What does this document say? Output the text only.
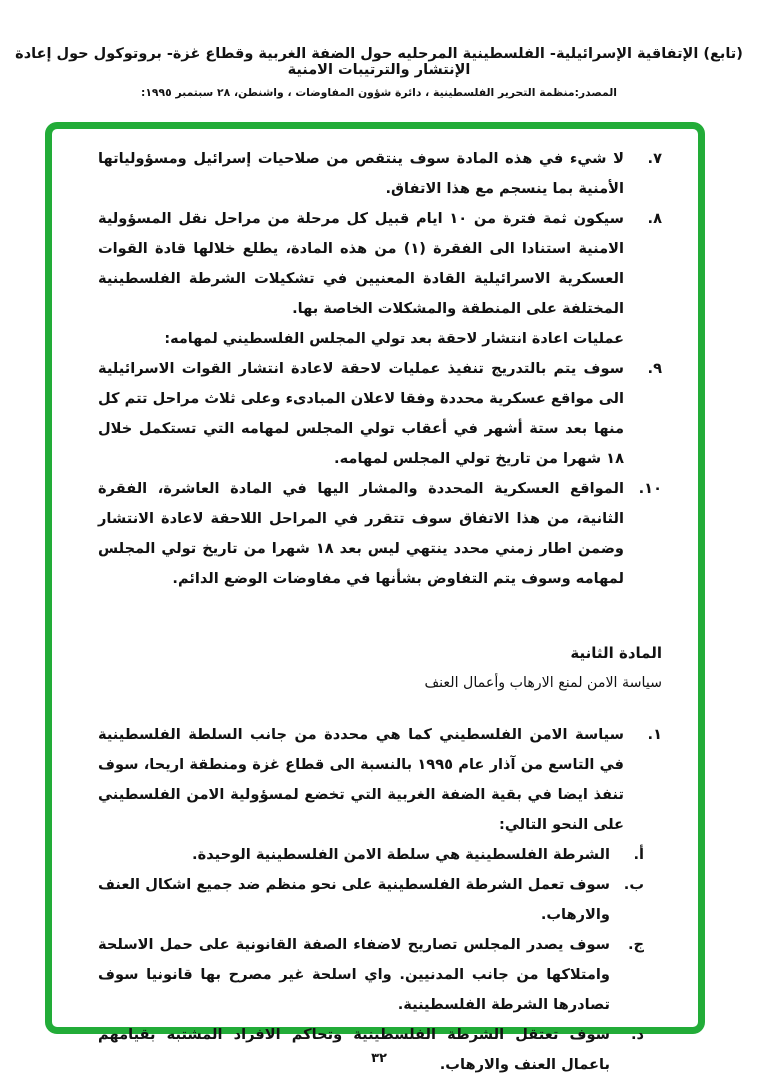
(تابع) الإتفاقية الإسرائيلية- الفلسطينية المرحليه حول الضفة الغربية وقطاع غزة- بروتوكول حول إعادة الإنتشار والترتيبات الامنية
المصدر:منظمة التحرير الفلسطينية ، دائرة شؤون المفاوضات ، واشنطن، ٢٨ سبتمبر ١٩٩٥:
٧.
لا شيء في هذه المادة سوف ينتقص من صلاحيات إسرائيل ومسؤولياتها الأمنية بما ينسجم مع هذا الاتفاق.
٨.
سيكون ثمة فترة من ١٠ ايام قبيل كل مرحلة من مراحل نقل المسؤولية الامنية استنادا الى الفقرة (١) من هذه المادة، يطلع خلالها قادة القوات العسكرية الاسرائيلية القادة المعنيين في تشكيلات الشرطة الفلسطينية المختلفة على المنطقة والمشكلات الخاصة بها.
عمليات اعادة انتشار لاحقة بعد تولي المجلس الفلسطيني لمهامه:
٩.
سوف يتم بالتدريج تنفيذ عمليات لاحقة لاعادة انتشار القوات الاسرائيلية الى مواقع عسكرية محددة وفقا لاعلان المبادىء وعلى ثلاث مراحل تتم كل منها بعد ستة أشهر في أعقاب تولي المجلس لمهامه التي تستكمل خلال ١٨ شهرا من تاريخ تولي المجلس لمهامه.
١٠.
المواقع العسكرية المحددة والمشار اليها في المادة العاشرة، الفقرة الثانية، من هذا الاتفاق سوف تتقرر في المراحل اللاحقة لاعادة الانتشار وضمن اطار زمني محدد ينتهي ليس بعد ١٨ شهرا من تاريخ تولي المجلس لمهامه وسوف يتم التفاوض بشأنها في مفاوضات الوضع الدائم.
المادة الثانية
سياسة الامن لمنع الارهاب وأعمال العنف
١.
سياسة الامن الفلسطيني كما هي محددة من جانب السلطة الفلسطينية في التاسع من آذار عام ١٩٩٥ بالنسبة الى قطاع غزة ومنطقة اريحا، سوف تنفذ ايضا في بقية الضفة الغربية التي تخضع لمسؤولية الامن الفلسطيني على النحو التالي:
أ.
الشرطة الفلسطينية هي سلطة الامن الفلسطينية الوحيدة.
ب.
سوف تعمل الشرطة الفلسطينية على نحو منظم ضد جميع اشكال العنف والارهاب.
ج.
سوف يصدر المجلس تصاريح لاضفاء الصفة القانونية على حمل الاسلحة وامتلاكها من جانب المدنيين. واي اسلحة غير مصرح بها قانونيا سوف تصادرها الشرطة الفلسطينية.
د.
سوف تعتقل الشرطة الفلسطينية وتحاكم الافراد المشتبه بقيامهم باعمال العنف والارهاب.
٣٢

§ §

_Set task_: Lines containing the string "سياسة" should be counted; reply with their number and nothing more.

_Correct answer_: 2